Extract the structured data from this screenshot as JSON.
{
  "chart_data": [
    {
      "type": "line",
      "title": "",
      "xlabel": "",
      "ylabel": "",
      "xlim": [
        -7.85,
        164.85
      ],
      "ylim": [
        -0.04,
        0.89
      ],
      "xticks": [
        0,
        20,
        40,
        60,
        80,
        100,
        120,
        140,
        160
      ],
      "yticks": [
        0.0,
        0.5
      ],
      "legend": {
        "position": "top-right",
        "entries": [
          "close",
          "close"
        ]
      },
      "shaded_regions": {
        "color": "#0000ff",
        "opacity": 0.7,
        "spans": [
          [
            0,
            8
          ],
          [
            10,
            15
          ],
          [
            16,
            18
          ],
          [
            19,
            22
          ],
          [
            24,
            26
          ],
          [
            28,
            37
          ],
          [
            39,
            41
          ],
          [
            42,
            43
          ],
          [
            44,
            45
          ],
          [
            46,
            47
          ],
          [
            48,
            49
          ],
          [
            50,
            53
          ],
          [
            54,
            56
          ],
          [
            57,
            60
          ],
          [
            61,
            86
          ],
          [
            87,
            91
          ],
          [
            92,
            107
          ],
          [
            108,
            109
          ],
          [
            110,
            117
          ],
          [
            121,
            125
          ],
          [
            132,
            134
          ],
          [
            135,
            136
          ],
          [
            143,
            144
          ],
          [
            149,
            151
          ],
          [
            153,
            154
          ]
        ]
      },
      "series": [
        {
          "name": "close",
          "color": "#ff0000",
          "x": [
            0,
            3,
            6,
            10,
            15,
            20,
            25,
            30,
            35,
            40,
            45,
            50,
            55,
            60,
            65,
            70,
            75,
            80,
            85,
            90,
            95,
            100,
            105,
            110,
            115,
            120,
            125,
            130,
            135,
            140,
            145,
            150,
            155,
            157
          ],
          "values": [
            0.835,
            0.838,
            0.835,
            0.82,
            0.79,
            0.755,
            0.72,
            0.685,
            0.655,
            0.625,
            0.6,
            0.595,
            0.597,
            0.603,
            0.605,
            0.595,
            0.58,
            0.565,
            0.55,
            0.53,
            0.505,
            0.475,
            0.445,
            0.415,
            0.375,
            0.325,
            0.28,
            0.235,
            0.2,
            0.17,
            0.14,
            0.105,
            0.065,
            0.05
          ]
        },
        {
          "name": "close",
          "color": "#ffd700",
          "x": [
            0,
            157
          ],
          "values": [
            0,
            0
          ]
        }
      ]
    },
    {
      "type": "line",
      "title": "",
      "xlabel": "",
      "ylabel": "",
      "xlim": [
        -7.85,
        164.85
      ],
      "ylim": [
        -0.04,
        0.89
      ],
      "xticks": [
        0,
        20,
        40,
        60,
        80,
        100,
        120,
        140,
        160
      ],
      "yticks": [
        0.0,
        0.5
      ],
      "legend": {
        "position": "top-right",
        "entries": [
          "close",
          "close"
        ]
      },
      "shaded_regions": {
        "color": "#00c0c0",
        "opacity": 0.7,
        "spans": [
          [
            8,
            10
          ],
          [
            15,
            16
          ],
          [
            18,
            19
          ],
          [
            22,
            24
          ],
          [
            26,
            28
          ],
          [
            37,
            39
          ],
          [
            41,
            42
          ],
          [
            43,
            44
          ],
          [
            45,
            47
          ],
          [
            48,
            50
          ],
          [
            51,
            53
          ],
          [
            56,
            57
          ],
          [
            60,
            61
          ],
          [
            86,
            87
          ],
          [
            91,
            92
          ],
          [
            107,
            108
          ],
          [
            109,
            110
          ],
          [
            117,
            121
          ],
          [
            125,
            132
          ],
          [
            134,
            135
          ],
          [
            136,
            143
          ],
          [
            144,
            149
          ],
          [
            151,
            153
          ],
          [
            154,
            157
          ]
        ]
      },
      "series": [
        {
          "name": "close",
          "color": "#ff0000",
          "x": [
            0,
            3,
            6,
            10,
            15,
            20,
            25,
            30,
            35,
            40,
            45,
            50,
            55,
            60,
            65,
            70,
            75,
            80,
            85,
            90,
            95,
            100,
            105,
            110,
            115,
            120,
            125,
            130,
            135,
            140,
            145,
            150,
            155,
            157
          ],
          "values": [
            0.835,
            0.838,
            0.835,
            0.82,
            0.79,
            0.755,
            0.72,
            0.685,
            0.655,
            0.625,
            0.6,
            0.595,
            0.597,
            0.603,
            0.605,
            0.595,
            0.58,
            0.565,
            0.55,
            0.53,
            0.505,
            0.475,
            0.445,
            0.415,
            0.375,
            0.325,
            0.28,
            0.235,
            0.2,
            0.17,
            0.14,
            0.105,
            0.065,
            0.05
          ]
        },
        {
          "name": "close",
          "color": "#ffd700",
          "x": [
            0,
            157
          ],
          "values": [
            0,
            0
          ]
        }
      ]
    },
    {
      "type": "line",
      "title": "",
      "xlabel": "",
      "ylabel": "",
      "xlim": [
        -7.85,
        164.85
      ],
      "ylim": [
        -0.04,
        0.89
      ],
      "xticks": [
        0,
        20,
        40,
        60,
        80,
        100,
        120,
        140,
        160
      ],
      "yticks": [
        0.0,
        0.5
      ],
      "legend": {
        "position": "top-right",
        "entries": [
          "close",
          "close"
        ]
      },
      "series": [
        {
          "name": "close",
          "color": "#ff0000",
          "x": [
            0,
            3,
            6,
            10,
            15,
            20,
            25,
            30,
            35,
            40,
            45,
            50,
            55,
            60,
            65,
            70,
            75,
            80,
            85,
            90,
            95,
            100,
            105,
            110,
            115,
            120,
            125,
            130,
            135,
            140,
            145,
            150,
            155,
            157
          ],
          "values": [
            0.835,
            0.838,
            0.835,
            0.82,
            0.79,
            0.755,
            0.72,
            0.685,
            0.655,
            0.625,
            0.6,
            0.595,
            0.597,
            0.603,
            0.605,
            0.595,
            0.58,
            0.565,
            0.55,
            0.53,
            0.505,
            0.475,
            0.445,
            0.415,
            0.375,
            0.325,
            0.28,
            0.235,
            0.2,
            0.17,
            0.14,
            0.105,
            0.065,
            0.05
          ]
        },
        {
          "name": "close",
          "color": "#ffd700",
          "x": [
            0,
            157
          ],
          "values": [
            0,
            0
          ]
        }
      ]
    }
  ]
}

### Problem description
Print the records above exactly as they appear.

### Solution to the exercise
Extract the structured data from this screenshot as JSON.
{
  "chart_data": [
    {
      "type": "line",
      "title": "",
      "xlabel": "",
      "ylabel": "",
      "xlim": [
        -7.85,
        164.85
      ],
      "ylim": [
        -0.04,
        0.89
      ],
      "xticks": [
        0,
        20,
        40,
        60,
        80,
        100,
        120,
        140,
        160
      ],
      "yticks": [
        0.0,
        0.5
      ],
      "legend": {
        "position": "top-right",
        "entries": [
          "close",
          "close"
        ]
      },
      "shaded_regions": {
        "color": "#0000ff",
        "opacity": 0.7,
        "spans": [
          [
            0,
            8
          ],
          [
            10,
            15
          ],
          [
            16,
            18
          ],
          [
            19,
            22
          ],
          [
            24,
            26
          ],
          [
            28,
            37
          ],
          [
            39,
            41
          ],
          [
            42,
            43
          ],
          [
            44,
            45
          ],
          [
            46,
            47
          ],
          [
            48,
            49
          ],
          [
            50,
            53
          ],
          [
            54,
            56
          ],
          [
            57,
            60
          ],
          [
            61,
            86
          ],
          [
            87,
            91
          ],
          [
            92,
            107
          ],
          [
            108,
            109
          ],
          [
            110,
            117
          ],
          [
            121,
            125
          ],
          [
            132,
            134
          ],
          [
            135,
            136
          ],
          [
            143,
            144
          ],
          [
            149,
            151
          ],
          [
            153,
            154
          ]
        ]
      },
      "series": [
        {
          "name": "close",
          "color": "#ff0000",
          "x": [
            0,
            3,
            6,
            10,
            15,
            20,
            25,
            30,
            35,
            40,
            45,
            50,
            55,
            60,
            65,
            70,
            75,
            80,
            85,
            90,
            95,
            100,
            105,
            110,
            115,
            120,
            125,
            130,
            135,
            140,
            145,
            150,
            155,
            157
          ],
          "values": [
            0.835,
            0.838,
            0.835,
            0.82,
            0.79,
            0.755,
            0.72,
            0.685,
            0.655,
            0.625,
            0.6,
            0.595,
            0.597,
            0.603,
            0.605,
            0.595,
            0.58,
            0.565,
            0.55,
            0.53,
            0.505,
            0.475,
            0.445,
            0.415,
            0.375,
            0.325,
            0.28,
            0.235,
            0.2,
            0.17,
            0.14,
            0.105,
            0.065,
            0.05
          ]
        },
        {
          "name": "close",
          "color": "#ffd700",
          "x": [
            0,
            157
          ],
          "values": [
            0,
            0
          ]
        }
      ]
    },
    {
      "type": "line",
      "title": "",
      "xlabel": "",
      "ylabel": "",
      "xlim": [
        -7.85,
        164.85
      ],
      "ylim": [
        -0.04,
        0.89
      ],
      "xticks": [
        0,
        20,
        40,
        60,
        80,
        100,
        120,
        140,
        160
      ],
      "yticks": [
        0.0,
        0.5
      ],
      "legend": {
        "position": "top-right",
        "entries": [
          "close",
          "close"
        ]
      },
      "shaded_regions": {
        "color": "#00c0c0",
        "opacity": 0.7,
        "spans": [
          [
            8,
            10
          ],
          [
            15,
            16
          ],
          [
            18,
            19
          ],
          [
            22,
            24
          ],
          [
            26,
            28
          ],
          [
            37,
            39
          ],
          [
            41,
            42
          ],
          [
            43,
            44
          ],
          [
            45,
            47
          ],
          [
            48,
            50
          ],
          [
            51,
            53
          ],
          [
            56,
            57
          ],
          [
            60,
            61
          ],
          [
            86,
            87
          ],
          [
            91,
            92
          ],
          [
            107,
            108
          ],
          [
            109,
            110
          ],
          [
            117,
            121
          ],
          [
            125,
            132
          ],
          [
            134,
            135
          ],
          [
            136,
            143
          ],
          [
            144,
            149
          ],
          [
            151,
            153
          ],
          [
            154,
            157
          ]
        ]
      },
      "series": [
        {
          "name": "close",
          "color": "#ff0000",
          "x": [
            0,
            3,
            6,
            10,
            15,
            20,
            25,
            30,
            35,
            40,
            45,
            50,
            55,
            60,
            65,
            70,
            75,
            80,
            85,
            90,
            95,
            100,
            105,
            110,
            115,
            120,
            125,
            130,
            135,
            140,
            145,
            150,
            155,
            157
          ],
          "values": [
            0.835,
            0.838,
            0.835,
            0.82,
            0.79,
            0.755,
            0.72,
            0.685,
            0.655,
            0.625,
            0.6,
            0.595,
            0.597,
            0.603,
            0.605,
            0.595,
            0.58,
            0.565,
            0.55,
            0.53,
            0.505,
            0.475,
            0.445,
            0.415,
            0.375,
            0.325,
            0.28,
            0.235,
            0.2,
            0.17,
            0.14,
            0.105,
            0.065,
            0.05
          ]
        },
        {
          "name": "close",
          "color": "#ffd700",
          "x": [
            0,
            157
          ],
          "values": [
            0,
            0
          ]
        }
      ]
    },
    {
      "type": "line",
      "title": "",
      "xlabel": "",
      "ylabel": "",
      "xlim": [
        -7.85,
        164.85
      ],
      "ylim": [
        -0.04,
        0.89
      ],
      "xticks": [
        0,
        20,
        40,
        60,
        80,
        100,
        120,
        140,
        160
      ],
      "yticks": [
        0.0,
        0.5
      ],
      "legend": {
        "position": "top-right",
        "entries": [
          "close",
          "close"
        ]
      },
      "series": [
        {
          "name": "close",
          "color": "#ff0000",
          "x": [
            0,
            3,
            6,
            10,
            15,
            20,
            25,
            30,
            35,
            40,
            45,
            50,
            55,
            60,
            65,
            70,
            75,
            80,
            85,
            90,
            95,
            100,
            105,
            110,
            115,
            120,
            125,
            130,
            135,
            140,
            145,
            150,
            155,
            157
          ],
          "values": [
            0.835,
            0.838,
            0.835,
            0.82,
            0.79,
            0.755,
            0.72,
            0.685,
            0.655,
            0.625,
            0.6,
            0.595,
            0.597,
            0.603,
            0.605,
            0.595,
            0.58,
            0.565,
            0.55,
            0.53,
            0.505,
            0.475,
            0.445,
            0.415,
            0.375,
            0.325,
            0.28,
            0.235,
            0.2,
            0.17,
            0.14,
            0.105,
            0.065,
            0.05
          ]
        },
        {
          "name": "close",
          "color": "#ffd700",
          "x": [
            0,
            157
          ],
          "values": [
            0,
            0
          ]
        }
      ]
    }
  ]
}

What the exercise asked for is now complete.